**** Entries ****

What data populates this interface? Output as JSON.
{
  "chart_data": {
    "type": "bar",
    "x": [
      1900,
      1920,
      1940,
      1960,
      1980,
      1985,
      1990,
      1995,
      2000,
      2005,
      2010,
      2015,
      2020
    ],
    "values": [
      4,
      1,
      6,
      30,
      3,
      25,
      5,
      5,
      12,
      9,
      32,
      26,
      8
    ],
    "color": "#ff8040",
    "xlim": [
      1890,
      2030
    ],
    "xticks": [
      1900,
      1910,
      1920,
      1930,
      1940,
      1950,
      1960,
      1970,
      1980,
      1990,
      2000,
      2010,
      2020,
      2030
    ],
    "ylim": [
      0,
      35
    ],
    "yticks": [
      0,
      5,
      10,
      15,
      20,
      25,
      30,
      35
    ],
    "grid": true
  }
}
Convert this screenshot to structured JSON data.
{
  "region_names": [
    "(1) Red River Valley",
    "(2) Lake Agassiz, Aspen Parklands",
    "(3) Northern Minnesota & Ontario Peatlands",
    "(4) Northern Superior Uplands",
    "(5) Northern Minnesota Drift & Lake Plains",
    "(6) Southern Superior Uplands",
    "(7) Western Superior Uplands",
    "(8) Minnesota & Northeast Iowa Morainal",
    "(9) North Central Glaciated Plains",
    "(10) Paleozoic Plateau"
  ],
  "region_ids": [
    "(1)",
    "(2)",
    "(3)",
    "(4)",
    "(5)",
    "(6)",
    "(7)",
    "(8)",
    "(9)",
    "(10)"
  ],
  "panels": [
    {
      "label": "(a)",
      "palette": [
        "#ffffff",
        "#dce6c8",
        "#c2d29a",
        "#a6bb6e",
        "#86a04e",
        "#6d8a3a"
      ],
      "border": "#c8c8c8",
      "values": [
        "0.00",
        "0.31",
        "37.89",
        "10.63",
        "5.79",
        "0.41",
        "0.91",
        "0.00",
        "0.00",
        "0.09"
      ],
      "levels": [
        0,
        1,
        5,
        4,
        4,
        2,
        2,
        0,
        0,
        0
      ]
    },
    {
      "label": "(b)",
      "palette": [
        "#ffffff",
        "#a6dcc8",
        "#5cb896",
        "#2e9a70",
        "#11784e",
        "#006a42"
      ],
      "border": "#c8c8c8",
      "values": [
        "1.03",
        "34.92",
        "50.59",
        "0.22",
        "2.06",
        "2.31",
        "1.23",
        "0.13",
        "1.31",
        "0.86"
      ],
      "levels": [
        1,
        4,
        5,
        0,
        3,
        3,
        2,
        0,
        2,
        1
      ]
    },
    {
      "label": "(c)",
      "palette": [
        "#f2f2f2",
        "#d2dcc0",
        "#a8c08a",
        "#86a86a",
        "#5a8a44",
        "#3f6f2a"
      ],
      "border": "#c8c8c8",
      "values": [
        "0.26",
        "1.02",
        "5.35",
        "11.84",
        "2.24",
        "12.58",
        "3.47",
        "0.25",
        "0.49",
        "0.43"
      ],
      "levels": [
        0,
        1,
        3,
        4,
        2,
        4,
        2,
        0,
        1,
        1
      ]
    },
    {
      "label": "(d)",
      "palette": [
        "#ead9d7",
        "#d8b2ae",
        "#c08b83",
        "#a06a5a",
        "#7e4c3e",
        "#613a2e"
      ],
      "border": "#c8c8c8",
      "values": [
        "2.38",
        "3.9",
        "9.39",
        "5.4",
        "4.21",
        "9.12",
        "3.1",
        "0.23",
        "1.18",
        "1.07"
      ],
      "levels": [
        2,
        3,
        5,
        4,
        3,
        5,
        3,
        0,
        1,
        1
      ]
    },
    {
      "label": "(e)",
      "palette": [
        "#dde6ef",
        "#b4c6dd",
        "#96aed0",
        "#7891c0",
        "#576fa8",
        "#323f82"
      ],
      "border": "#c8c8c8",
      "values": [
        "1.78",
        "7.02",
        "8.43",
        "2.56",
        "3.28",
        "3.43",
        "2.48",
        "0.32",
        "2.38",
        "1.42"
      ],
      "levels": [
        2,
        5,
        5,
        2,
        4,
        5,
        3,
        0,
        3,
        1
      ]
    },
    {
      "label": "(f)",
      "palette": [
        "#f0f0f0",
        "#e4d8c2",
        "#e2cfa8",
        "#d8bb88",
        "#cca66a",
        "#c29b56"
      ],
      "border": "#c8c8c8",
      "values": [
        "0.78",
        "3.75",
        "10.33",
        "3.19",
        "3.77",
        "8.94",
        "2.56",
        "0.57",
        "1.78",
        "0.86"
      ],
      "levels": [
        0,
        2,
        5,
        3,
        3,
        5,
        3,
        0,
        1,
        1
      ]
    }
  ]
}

****

### The request
Repeat all of the entries exactly.

### Answer for this exercise
What data populates this interface? Output as JSON.
{
  "chart_data": {
    "type": "bar",
    "x": [
      1900,
      1920,
      1940,
      1960,
      1980,
      1985,
      1990,
      1995,
      2000,
      2005,
      2010,
      2015,
      2020
    ],
    "values": [
      4,
      1,
      6,
      30,
      3,
      25,
      5,
      5,
      12,
      9,
      32,
      26,
      8
    ],
    "color": "#ff8040",
    "xlim": [
      1890,
      2030
    ],
    "xticks": [
      1900,
      1910,
      1920,
      1930,
      1940,
      1950,
      1960,
      1970,
      1980,
      1990,
      2000,
      2010,
      2020,
      2030
    ],
    "ylim": [
      0,
      35
    ],
    "yticks": [
      0,
      5,
      10,
      15,
      20,
      25,
      30,
      35
    ],
    "grid": true
  }
}
Convert this screenshot to structured JSON data.
{
  "region_names": [
    "(1) Red River Valley",
    "(2) Lake Agassiz, Aspen Parklands",
    "(3) Northern Minnesota & Ontario Peatlands",
    "(4) Northern Superior Uplands",
    "(5) Northern Minnesota Drift & Lake Plains",
    "(6) Southern Superior Uplands",
    "(7) Western Superior Uplands",
    "(8) Minnesota & Northeast Iowa Morainal",
    "(9) North Central Glaciated Plains",
    "(10) Paleozoic Plateau"
  ],
  "region_ids": [
    "(1)",
    "(2)",
    "(3)",
    "(4)",
    "(5)",
    "(6)",
    "(7)",
    "(8)",
    "(9)",
    "(10)"
  ],
  "panels": [
    {
      "label": "(a)",
      "palette": [
        "#ffffff",
        "#dce6c8",
        "#c2d29a",
        "#a6bb6e",
        "#86a04e",
        "#6d8a3a"
      ],
      "border": "#c8c8c8",
      "values": [
        "0.00",
        "0.31",
        "37.89",
        "10.63",
        "5.79",
        "0.41",
        "0.91",
        "0.00",
        "0.00",
        "0.09"
      ],
      "levels": [
        0,
        1,
        5,
        4,
        4,
        2,
        2,
        0,
        0,
        0
      ]
    },
    {
      "label": "(b)",
      "palette": [
        "#ffffff",
        "#a6dcc8",
        "#5cb896",
        "#2e9a70",
        "#11784e",
        "#006a42"
      ],
      "border": "#c8c8c8",
      "values": [
        "1.03",
        "34.92",
        "50.59",
        "0.22",
        "2.06",
        "2.31",
        "1.23",
        "0.13",
        "1.31",
        "0.86"
      ],
      "levels": [
        1,
        4,
        5,
        0,
        3,
        3,
        2,
        0,
        2,
        1
      ]
    },
    {
      "label": "(c)",
      "palette": [
        "#f2f2f2",
        "#d2dcc0",
        "#a8c08a",
        "#86a86a",
        "#5a8a44",
        "#3f6f2a"
      ],
      "border": "#c8c8c8",
      "values": [
        "0.26",
        "1.02",
        "5.35",
        "11.84",
        "2.24",
        "12.58",
        "3.47",
        "0.25",
        "0.49",
        "0.43"
      ],
      "levels": [
        0,
        1,
        3,
        4,
        2,
        4,
        2,
        0,
        1,
        1
      ]
    },
    {
      "label": "(d)",
      "palette": [
        "#ead9d7",
        "#d8b2ae",
        "#c08b83",
        "#a06a5a",
        "#7e4c3e",
        "#613a2e"
      ],
      "border": "#c8c8c8",
      "values": [
        "2.38",
        "3.9",
        "9.39",
        "5.4",
        "4.21",
        "9.12",
        "3.1",
        "0.23",
        "1.18",
        "1.07"
      ],
      "levels": [
        2,
        3,
        5,
        4,
        3,
        5,
        3,
        0,
        1,
        1
      ]
    },
    {
      "label": "(e)",
      "palette": [
        "#dde6ef",
        "#b4c6dd",
        "#96aed0",
        "#7891c0",
        "#576fa8",
        "#323f82"
      ],
      "border": "#c8c8c8",
      "values": [
        "1.78",
        "7.02",
        "8.43",
        "2.56",
        "3.28",
        "3.43",
        "2.48",
        "0.32",
        "2.38",
        "1.42"
      ],
      "levels": [
        2,
        5,
        5,
        2,
        4,
        5,
        3,
        0,
        3,
        1
      ]
    },
    {
      "label": "(f)",
      "palette": [
        "#f0f0f0",
        "#e4d8c2",
        "#e2cfa8",
        "#d8bb88",
        "#cca66a",
        "#c29b56"
      ],
      "border": "#c8c8c8",
      "values": [
        "0.78",
        "3.75",
        "10.33",
        "3.19",
        "3.77",
        "8.94",
        "2.56",
        "0.57",
        "1.78",
        "0.86"
      ],
      "levels": [
        0,
        2,
        5,
        3,
        3,
        5,
        3,
        0,
        1,
        1
      ]
    }
  ]
}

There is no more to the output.